What is needed
Set down the material below in full, matching it exactly.
***** Stored records *****
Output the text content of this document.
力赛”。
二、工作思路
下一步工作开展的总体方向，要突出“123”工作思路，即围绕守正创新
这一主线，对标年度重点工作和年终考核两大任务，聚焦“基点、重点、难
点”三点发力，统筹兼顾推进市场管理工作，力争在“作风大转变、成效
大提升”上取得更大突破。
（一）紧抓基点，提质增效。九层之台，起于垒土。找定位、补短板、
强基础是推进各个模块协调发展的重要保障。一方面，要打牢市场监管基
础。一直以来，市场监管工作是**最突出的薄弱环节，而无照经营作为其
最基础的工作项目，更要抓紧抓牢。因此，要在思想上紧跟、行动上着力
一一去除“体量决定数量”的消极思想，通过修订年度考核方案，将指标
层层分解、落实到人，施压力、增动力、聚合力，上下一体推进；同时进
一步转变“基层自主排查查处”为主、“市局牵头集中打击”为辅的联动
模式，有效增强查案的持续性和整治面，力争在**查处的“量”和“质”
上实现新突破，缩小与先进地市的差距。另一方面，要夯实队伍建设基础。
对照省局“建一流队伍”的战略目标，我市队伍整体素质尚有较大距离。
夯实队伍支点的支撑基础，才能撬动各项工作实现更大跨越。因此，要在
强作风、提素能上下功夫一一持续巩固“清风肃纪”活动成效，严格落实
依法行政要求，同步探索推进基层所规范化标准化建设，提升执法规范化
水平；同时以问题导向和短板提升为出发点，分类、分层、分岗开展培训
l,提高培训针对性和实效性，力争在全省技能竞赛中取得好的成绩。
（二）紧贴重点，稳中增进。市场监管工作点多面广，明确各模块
*****
The completed task
Output the text content of this document.
力赛”。
二、工作思路
下一步工作开展的总体方向，要突出“123”工作思路，即围绕守正创新
这一主线，对标年度重点工作和年终考核两大任务，聚焦“基点、重点、难
点”三点发力，统筹兼顾推进市场管理工作，力争在“作风大转变、成效
大提升”上取得更大突破。
（一）紧抓基点，提质增效。九层之台，起于垒土。找定位、补短板、
强基础是推进各个模块协调发展的重要保障。一方面，要打牢市场监管基
础。一直以来，市场监管工作是**最突出的薄弱环节，而无照经营作为其
最基础的工作项目，更要抓紧抓牢。因此，要在思想上紧跟、行动上着力
一一去除“体量决定数量”的消极思想，通过修订年度考核方案，将指标
层层分解、落实到人，施压力、增动力、聚合力，上下一体推进；同时进
一步转变“基层自主排查查处”为主、“市局牵头集中打击”为辅的联动
模式，有效增强查案的持续性和整治面，力争在**查处的“量”和“质”
上实现新突破，缩小与先进地市的差距。另一方面，要夯实队伍建设基础。
对照省局“建一流队伍”的战略目标，我市队伍整体素质尚有较大距离。
夯实队伍支点的支撑基础，才能撬动各项工作实现更大跨越。因此，要在
强作风、提素能上下功夫一一持续巩固“清风肃纪”活动成效，严格落实
依法行政要求，同步探索推进基层所规范化标准化建设，提升执法规范化
水平；同时以问题导向和短板提升为出发点，分类、分层、分岗开展培训
l,提高培训针对性和实效性，力争在全省技能竞赛中取得好的成绩。
（二）紧贴重点，稳中增进。市场监管工作点多面广，明确各模块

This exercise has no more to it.